▶ **Short exercise**: Keep every line where the word "洒水湿润" appears; drop the rest.

Dataset items
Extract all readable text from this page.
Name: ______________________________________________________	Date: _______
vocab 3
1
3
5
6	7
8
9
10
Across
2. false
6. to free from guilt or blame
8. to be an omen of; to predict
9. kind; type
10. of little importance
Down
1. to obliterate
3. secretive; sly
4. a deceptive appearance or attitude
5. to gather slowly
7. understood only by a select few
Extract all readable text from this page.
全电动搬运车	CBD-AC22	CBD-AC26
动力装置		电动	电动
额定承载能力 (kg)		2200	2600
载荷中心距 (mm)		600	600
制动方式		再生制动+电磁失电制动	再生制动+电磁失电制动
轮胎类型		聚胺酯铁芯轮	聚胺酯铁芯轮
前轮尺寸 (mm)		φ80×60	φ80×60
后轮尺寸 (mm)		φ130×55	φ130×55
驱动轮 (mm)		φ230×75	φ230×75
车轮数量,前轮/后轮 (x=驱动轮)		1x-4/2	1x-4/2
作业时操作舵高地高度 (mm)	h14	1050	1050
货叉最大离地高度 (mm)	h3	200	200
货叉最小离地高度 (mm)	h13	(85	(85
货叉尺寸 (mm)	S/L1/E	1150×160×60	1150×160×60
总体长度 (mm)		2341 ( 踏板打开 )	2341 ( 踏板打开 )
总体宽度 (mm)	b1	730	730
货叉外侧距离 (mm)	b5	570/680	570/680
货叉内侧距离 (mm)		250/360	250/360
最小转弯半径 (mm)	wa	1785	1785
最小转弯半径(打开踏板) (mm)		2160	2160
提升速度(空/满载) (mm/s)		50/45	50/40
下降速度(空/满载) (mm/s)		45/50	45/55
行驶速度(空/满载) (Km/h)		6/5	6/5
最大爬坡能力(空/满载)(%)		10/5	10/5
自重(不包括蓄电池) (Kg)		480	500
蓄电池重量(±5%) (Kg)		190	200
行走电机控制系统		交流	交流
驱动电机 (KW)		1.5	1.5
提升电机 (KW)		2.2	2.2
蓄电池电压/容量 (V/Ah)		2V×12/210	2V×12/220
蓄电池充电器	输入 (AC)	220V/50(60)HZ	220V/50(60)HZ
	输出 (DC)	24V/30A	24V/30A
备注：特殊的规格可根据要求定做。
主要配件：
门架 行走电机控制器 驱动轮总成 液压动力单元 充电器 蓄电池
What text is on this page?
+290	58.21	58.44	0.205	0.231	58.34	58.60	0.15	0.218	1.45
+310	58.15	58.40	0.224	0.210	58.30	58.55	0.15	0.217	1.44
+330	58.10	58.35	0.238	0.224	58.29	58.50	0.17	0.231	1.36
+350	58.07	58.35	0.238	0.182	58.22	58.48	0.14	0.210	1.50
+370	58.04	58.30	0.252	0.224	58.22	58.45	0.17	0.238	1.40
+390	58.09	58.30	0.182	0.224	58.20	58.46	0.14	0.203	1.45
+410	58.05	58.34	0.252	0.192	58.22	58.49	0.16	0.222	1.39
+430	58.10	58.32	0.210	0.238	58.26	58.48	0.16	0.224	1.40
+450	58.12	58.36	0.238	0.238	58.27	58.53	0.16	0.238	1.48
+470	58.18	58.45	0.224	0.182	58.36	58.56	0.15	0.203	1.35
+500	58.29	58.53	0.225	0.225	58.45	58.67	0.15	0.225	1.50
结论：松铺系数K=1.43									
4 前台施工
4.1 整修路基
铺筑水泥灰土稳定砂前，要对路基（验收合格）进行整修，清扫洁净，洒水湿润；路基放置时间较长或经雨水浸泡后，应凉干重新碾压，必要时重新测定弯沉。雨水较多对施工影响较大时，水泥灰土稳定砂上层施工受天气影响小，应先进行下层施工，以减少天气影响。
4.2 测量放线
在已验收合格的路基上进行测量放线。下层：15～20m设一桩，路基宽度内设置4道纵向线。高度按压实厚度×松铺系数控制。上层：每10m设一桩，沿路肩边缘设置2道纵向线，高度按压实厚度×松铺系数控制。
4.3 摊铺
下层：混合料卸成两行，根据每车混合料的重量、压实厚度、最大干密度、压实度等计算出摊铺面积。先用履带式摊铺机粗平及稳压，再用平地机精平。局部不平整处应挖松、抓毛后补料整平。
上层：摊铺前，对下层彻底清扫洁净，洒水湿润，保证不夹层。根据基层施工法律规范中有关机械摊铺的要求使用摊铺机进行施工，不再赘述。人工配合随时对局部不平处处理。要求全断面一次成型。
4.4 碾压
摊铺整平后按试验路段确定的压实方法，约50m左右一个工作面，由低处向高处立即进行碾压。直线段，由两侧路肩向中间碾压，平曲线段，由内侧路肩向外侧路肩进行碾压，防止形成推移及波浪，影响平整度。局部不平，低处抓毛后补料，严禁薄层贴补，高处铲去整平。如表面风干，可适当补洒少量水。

▶ **Final result**:
铺筑水泥灰土稳定砂前，要对路基（验收合格）进行整修，清扫洁净，洒水湿润；路基放置时间较长或经雨水浸泡后，应凉干重新碾压，必要时重新测定弯沉。雨水较多对施工影响较大时，水泥灰土稳定砂上层施工受天气影响小，应先进行下层施工，以减少天气影响。
上层：摊铺前，对下层彻底清扫洁净，洒水湿润，保证不夹层。根据基层施工法律规范中有关机械摊铺的要求使用摊铺机进行施工，不再赘述。人工配合随时对局部不平处处理。要求全断面一次成型。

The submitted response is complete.